Task objective: Look through the data below. Show each line where the string "title" occurs.

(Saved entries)

+ + + + +

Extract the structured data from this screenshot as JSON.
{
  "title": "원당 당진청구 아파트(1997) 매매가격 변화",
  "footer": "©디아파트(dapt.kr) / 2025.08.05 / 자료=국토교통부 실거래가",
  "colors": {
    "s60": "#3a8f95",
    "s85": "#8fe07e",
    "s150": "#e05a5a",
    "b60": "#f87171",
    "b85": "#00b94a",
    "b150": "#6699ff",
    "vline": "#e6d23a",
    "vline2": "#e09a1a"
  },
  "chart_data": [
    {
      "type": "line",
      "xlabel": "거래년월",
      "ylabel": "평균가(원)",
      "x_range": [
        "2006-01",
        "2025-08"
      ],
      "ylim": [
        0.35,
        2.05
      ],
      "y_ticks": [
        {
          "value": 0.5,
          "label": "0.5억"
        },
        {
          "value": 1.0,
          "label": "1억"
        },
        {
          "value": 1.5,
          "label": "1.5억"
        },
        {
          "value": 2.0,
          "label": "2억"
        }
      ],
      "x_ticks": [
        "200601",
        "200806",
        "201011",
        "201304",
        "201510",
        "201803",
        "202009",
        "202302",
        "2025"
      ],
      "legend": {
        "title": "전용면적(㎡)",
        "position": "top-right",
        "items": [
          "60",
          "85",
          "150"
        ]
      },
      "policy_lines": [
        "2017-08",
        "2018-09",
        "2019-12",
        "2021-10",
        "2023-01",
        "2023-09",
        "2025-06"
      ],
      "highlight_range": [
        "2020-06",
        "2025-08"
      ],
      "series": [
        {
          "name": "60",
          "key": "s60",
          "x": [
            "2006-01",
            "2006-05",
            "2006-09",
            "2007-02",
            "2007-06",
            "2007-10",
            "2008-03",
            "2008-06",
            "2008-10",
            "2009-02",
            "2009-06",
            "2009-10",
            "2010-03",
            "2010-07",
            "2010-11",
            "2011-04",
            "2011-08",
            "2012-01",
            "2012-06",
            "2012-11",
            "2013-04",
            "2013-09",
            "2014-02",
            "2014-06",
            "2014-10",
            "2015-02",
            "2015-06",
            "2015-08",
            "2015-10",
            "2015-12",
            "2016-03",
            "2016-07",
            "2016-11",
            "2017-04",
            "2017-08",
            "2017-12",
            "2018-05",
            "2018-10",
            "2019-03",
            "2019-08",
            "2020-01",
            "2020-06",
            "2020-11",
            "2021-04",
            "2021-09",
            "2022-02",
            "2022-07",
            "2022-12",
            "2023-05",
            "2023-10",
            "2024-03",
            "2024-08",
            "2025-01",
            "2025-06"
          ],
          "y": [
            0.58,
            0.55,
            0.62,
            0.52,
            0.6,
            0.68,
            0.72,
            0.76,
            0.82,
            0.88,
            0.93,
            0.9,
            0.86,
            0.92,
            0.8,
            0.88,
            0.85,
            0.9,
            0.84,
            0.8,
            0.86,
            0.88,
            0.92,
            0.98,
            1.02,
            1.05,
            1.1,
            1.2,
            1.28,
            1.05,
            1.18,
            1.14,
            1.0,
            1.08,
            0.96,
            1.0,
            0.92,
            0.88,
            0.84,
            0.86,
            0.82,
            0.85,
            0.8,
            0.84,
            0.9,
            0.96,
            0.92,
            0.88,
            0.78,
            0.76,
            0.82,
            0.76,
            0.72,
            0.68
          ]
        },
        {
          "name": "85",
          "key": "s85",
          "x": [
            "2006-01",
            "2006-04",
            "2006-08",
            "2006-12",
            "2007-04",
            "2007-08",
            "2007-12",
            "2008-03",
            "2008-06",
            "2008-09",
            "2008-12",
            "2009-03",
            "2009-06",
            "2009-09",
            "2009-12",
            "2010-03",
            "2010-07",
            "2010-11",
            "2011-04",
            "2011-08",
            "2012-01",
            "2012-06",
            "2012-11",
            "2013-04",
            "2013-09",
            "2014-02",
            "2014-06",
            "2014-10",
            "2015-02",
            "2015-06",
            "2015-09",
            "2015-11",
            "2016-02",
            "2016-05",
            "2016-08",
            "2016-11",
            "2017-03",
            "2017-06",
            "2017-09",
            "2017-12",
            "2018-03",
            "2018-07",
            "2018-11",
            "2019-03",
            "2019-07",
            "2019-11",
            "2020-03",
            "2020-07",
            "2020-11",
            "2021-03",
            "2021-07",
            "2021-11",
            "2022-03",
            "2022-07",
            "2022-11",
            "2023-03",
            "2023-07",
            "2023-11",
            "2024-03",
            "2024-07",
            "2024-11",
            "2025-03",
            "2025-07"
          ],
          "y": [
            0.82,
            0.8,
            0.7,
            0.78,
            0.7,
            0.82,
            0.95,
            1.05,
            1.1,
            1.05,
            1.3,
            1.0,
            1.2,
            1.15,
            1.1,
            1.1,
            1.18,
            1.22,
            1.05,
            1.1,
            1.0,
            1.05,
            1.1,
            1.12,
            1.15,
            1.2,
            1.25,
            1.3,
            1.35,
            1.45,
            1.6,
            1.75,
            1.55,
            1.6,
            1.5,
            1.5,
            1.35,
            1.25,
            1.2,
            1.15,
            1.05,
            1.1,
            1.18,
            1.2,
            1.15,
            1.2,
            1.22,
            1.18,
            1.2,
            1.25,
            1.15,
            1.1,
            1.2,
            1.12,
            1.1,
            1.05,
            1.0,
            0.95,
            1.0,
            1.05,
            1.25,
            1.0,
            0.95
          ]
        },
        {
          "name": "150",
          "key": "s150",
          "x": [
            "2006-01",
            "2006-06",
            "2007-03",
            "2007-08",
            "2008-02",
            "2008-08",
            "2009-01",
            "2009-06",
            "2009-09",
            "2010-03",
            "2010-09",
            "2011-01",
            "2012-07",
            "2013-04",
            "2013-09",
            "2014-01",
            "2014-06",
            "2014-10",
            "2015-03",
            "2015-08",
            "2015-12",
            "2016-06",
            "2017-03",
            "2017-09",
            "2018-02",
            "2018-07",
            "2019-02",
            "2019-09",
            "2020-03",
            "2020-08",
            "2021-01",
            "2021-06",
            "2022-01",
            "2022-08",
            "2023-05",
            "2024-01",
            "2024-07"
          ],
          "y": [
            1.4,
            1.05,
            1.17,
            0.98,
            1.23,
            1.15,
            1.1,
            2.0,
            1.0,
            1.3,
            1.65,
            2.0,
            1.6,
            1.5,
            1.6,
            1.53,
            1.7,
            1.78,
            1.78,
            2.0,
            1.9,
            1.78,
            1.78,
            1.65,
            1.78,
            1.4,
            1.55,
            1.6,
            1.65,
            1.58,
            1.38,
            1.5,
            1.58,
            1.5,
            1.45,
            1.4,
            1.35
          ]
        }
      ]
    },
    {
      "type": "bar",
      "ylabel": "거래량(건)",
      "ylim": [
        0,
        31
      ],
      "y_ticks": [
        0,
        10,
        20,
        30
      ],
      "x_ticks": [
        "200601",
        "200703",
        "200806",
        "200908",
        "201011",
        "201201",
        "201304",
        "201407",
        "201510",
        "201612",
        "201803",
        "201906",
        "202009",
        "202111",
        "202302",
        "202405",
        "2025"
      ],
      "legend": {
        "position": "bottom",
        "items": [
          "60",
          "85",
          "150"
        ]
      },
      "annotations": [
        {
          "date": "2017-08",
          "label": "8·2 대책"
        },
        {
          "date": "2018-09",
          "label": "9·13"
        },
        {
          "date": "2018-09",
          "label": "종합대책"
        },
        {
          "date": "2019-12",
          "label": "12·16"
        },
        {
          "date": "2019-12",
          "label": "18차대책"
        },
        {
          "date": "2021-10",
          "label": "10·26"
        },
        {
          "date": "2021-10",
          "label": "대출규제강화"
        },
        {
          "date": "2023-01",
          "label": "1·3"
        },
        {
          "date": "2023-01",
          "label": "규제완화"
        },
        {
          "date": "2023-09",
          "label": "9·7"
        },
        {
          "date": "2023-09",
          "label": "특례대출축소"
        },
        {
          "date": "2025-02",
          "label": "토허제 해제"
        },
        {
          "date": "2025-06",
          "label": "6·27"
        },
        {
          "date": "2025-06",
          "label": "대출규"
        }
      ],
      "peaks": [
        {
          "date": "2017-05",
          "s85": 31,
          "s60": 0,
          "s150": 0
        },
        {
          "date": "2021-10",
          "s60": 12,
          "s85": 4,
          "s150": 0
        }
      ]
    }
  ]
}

+ + + + +

Response:
  "title": "원당 당진청구 아파트(1997) 매매가격 변화",
        "title": "전용면적(㎡)",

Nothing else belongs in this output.